JOB => Would you extract the whole listing below and retype it exactly?

### EXERCISE MATERIALS ###

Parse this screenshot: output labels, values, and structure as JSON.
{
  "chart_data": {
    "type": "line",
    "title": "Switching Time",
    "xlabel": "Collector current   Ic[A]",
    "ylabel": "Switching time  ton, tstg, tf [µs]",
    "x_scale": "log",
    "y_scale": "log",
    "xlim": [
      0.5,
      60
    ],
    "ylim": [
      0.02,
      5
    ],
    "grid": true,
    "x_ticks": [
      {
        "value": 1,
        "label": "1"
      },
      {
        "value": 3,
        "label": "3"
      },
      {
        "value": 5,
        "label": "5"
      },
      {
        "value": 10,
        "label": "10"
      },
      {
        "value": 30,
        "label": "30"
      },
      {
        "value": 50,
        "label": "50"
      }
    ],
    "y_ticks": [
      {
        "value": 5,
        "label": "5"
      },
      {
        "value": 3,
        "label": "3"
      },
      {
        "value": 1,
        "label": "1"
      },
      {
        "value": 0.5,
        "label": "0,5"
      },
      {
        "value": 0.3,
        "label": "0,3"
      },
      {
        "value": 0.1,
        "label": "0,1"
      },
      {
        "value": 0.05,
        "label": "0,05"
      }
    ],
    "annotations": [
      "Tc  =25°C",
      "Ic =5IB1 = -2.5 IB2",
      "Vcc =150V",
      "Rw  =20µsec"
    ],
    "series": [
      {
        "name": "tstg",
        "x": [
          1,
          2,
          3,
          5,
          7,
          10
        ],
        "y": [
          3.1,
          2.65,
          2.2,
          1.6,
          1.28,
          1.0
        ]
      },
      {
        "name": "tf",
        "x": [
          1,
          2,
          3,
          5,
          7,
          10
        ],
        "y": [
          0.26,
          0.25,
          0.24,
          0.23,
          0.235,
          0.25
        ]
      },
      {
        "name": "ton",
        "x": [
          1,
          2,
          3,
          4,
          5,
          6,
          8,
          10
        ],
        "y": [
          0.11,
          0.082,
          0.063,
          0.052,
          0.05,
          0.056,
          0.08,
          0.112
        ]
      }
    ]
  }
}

###

THE ANSWER =>
Parse this screenshot: output labels, values, and structure as JSON.
{
  "chart_data": {
    "type": "line",
    "title": "Switching Time",
    "xlabel": "Collector current   Ic[A]",
    "ylabel": "Switching time  ton, tstg, tf [µs]",
    "x_scale": "log",
    "y_scale": "log",
    "xlim": [
      0.5,
      60
    ],
    "ylim": [
      0.02,
      5
    ],
    "grid": true,
    "x_ticks": [
      {
        "value": 1,
        "label": "1"
      },
      {
        "value": 3,
        "label": "3"
      },
      {
        "value": 5,
        "label": "5"
      },
      {
        "value": 10,
        "label": "10"
      },
      {
        "value": 30,
        "label": "30"
      },
      {
        "value": 50,
        "label": "50"
      }
    ],
    "y_ticks": [
      {
        "value": 5,
        "label": "5"
      },
      {
        "value": 3,
        "label": "3"
      },
      {
        "value": 1,
        "label": "1"
      },
      {
        "value": 0.5,
        "label": "0,5"
      },
      {
        "value": 0.3,
        "label": "0,3"
      },
      {
        "value": 0.1,
        "label": "0,1"
      },
      {
        "value": 0.05,
        "label": "0,05"
      }
    ],
    "annotations": [
      "Tc  =25°C",
      "Ic =5IB1 = -2.5 IB2",
      "Vcc =150V",
      "Rw  =20µsec"
    ],
    "series": [
      {
        "name": "tstg",
        "x": [
          1,
          2,
          3,
          5,
          7,
          10
        ],
        "y": [
          3.1,
          2.65,
          2.2,
          1.6,
          1.28,
          1.0
        ]
      },
      {
        "name": "tf",
        "x": [
          1,
          2,
          3,
          5,
          7,
          10
        ],
        "y": [
          0.26,
          0.25,
          0.24,
          0.23,
          0.235,
          0.25
        ]
      },
      {
        "name": "ton",
        "x": [
          1,
          2,
          3,
          4,
          5,
          6,
          8,
          10
        ],
        "y": [
          0.11,
          0.082,
          0.063,
          0.052,
          0.05,
          0.056,
          0.08,
          0.112
        ]
      }
    ]
  }
}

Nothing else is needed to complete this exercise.